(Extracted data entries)
════════
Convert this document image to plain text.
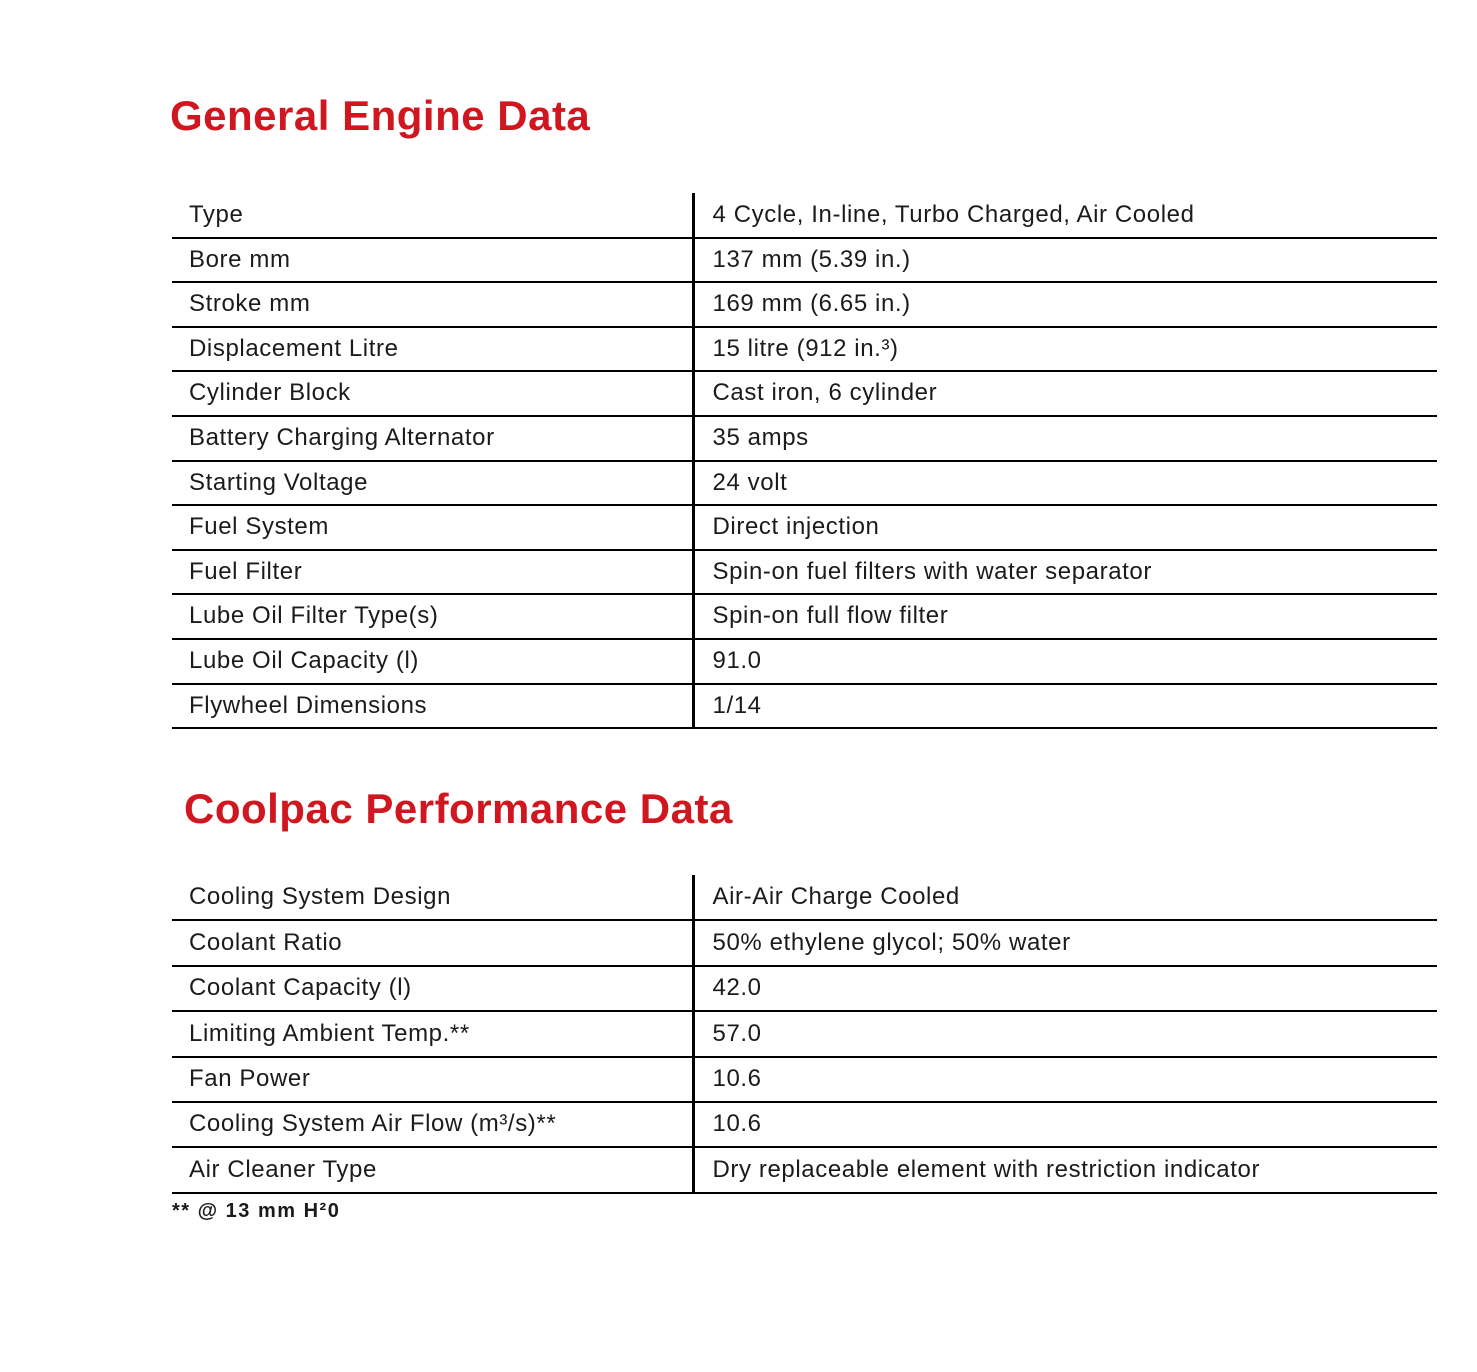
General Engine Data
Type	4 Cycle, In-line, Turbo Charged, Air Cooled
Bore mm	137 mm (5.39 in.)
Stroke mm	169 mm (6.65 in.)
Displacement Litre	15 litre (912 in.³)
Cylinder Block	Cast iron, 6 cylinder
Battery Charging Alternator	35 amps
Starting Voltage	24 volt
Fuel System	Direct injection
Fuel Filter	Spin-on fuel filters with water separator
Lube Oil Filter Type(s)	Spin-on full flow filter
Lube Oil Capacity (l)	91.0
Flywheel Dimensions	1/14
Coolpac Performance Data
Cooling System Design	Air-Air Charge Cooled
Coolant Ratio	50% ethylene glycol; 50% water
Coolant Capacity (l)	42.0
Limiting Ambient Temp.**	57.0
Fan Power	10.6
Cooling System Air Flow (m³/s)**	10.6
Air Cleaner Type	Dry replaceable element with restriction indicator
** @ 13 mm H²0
════════
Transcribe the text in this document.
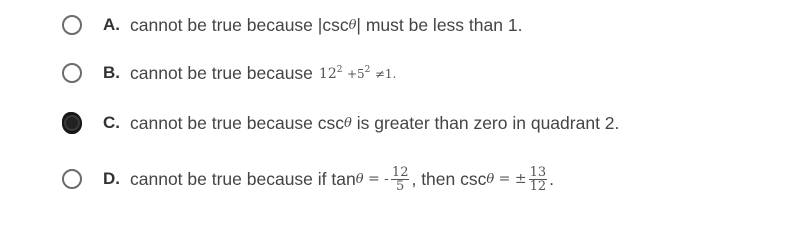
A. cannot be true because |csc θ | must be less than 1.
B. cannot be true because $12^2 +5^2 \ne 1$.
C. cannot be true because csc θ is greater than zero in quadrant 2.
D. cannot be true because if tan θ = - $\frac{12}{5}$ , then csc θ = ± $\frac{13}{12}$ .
════════
▸ **Work instructions**: Show the lines of the records that include the string "cannot".

▸ **Exercise response**:
A. cannot be true because |csc θ | must be less than 1.
B. cannot be true because $12^2 +5^2 \ne 1$.
C. cannot be true because csc θ is greater than zero in quadrant 2.
D. cannot be true because if tan θ = - $\frac{12}{5}$ , then csc θ = ± $\frac{13}{12}$ .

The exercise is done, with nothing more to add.